TASK TO CARRY OUT:
Pictures do not belong in the copy, so please give every entry below again exactly.

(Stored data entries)
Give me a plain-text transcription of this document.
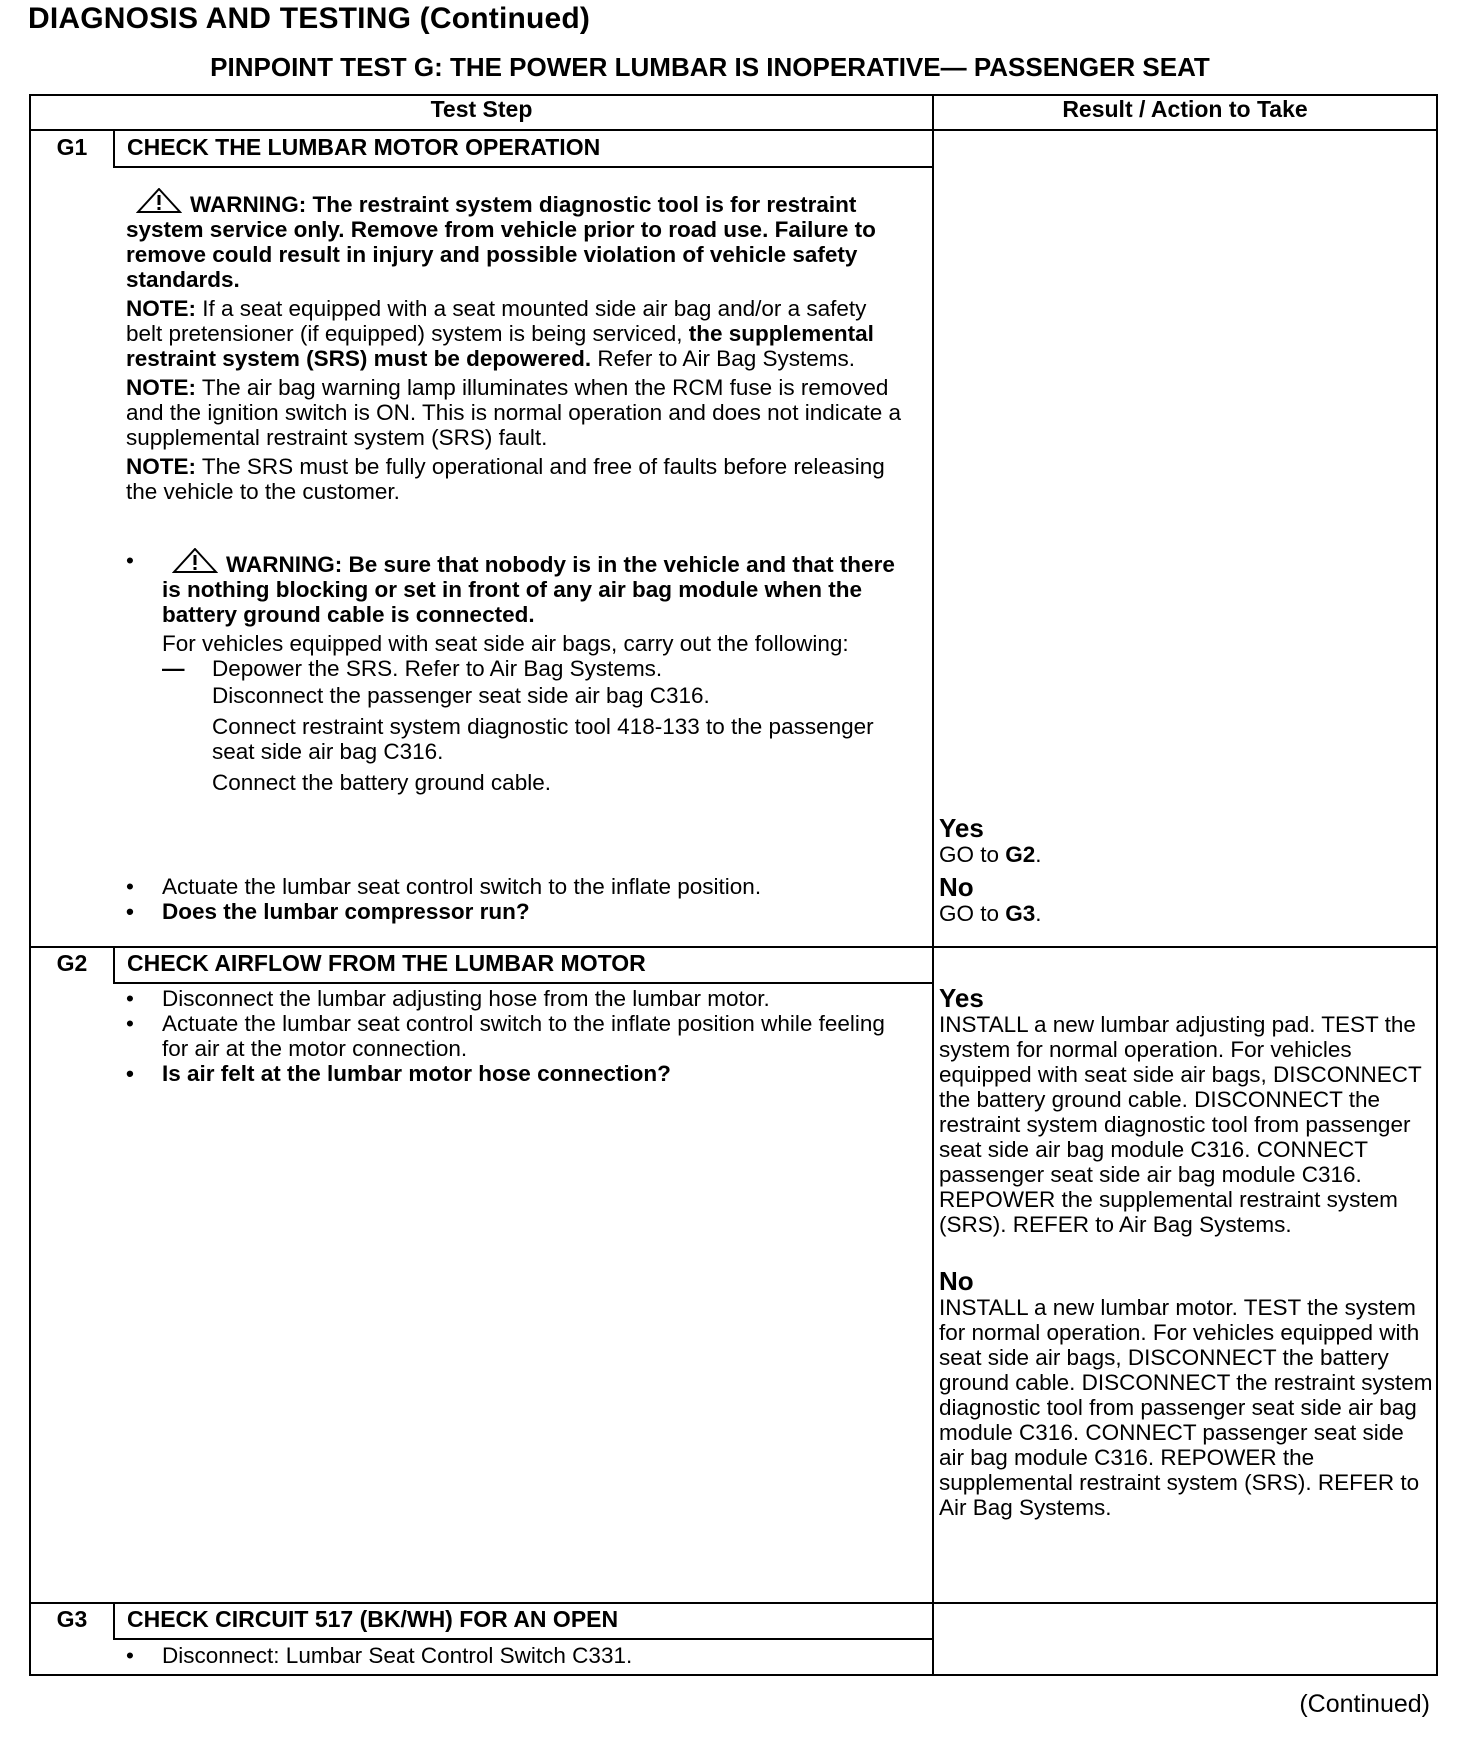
DIAGNOSIS AND TESTING (Continued)
PINPOINT TEST G: THE POWER LUMBAR IS INOPERATIVE— PASSENGER SEAT
Test Step	Result / Action to Take
G1	CHECK THE LUMBAR MOTOR OPERATION
WARNING: The restraint system diagnostic tool is for restraint system service only. Remove from vehicle prior to road use. Failure to remove could result in injury and possible violation of vehicle safety standards.
NOTE: If a seat equipped with a seat mounted side air bag and/or a safety belt pretensioner (if equipped) system is being serviced, the supplemental restraint system (SRS) must be depowered. Refer to Air Bag Systems.
NOTE: The air bag warning lamp illuminates when the RCM fuse is removed and the ignition switch is ON. This is normal operation and does not indicate a supplemental restraint system (SRS) fault.
NOTE: The SRS must be fully operational and free of faults before releasing the vehicle to the customer.
•	WARNING: Be sure that nobody is in the vehicle and that there is nothing blocking or set in front of any air bag module when the battery ground cable is connected.
For vehicles equipped with seat side air bags, carry out the following:
— Depower the SRS. Refer to Air Bag Systems.
Disconnect the passenger seat side air bag C316.
Connect restraint system diagnostic tool 418-133 to the passenger seat side air bag C316.
Connect the battery ground cable.
• Actuate the lumbar seat control switch to the inflate position.
• Does the lumbar compressor run?
Yes
GO to G2.
No
GO to G3.
G2	CHECK AIRFLOW FROM THE LUMBAR MOTOR
• Disconnect the lumbar adjusting hose from the lumbar motor.
• Actuate the lumbar seat control switch to the inflate position while feeling for air at the motor connection.
• Is air felt at the lumbar motor hose connection?
Yes
INSTALL a new lumbar adjusting pad. TEST the system for normal operation. For vehicles equipped with seat side air bags, DISCONNECT the battery ground cable. DISCONNECT the restraint system diagnostic tool from passenger seat side air bag module C316. CONNECT passenger seat side air bag module C316. REPOWER the supplemental restraint system (SRS). REFER to Air Bag Systems.
No
INSTALL a new lumbar motor. TEST the system for normal operation. For vehicles equipped with seat side air bags, DISCONNECT the battery ground cable. DISCONNECT the restraint system diagnostic tool from passenger seat side air bag module C316. CONNECT passenger seat side air bag module C316. REPOWER the supplemental restraint system (SRS). REFER to Air Bag Systems.
G3	CHECK CIRCUIT 517 (BK/WH) FOR AN OPEN
• Disconnect: Lumbar Seat Control Switch C331.
(Continued)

FINISHED TASK:
Give me a plain-text transcription of this document.
DIAGNOSIS AND TESTING (Continued)
PINPOINT TEST G: THE POWER LUMBAR IS INOPERATIVE— PASSENGER SEAT
Test Step	Result / Action to Take
G1	CHECK THE LUMBAR MOTOR OPERATION
WARNING: The restraint system diagnostic tool is for restraint system service only. Remove from vehicle prior to road use. Failure to remove could result in injury and possible violation of vehicle safety standards.
NOTE: If a seat equipped with a seat mounted side air bag and/or a safety belt pretensioner (if equipped) system is being serviced, the supplemental restraint system (SRS) must be depowered. Refer to Air Bag Systems.
NOTE: The air bag warning lamp illuminates when the RCM fuse is removed and the ignition switch is ON. This is normal operation and does not indicate a supplemental restraint system (SRS) fault.
NOTE: The SRS must be fully operational and free of faults before releasing the vehicle to the customer.
•	WARNING: Be sure that nobody is in the vehicle and that there is nothing blocking or set in front of any air bag module when the battery ground cable is connected.
For vehicles equipped with seat side air bags, carry out the following:
— Depower the SRS. Refer to Air Bag Systems.
Disconnect the passenger seat side air bag C316.
Connect restraint system diagnostic tool 418-133 to the passenger seat side air bag C316.
Connect the battery ground cable.
• Actuate the lumbar seat control switch to the inflate position.
• Does the lumbar compressor run?
Yes
GO to G2.
No
GO to G3.
G2	CHECK AIRFLOW FROM THE LUMBAR MOTOR
• Disconnect the lumbar adjusting hose from the lumbar motor.
• Actuate the lumbar seat control switch to the inflate position while feeling for air at the motor connection.
• Is air felt at the lumbar motor hose connection?
Yes
INSTALL a new lumbar adjusting pad. TEST the system for normal operation. For vehicles equipped with seat side air bags, DISCONNECT the battery ground cable. DISCONNECT the restraint system diagnostic tool from passenger seat side air bag module C316. CONNECT passenger seat side air bag module C316. REPOWER the supplemental restraint system (SRS). REFER to Air Bag Systems.
No
INSTALL a new lumbar motor. TEST the system for normal operation. For vehicles equipped with seat side air bags, DISCONNECT the battery ground cable. DISCONNECT the restraint system diagnostic tool from passenger seat side air bag module C316. CONNECT passenger seat side air bag module C316. REPOWER the supplemental restraint system (SRS). REFER to Air Bag Systems.
G3	CHECK CIRCUIT 517 (BK/WH) FOR AN OPEN
• Disconnect: Lumbar Seat Control Switch C331.
(Continued)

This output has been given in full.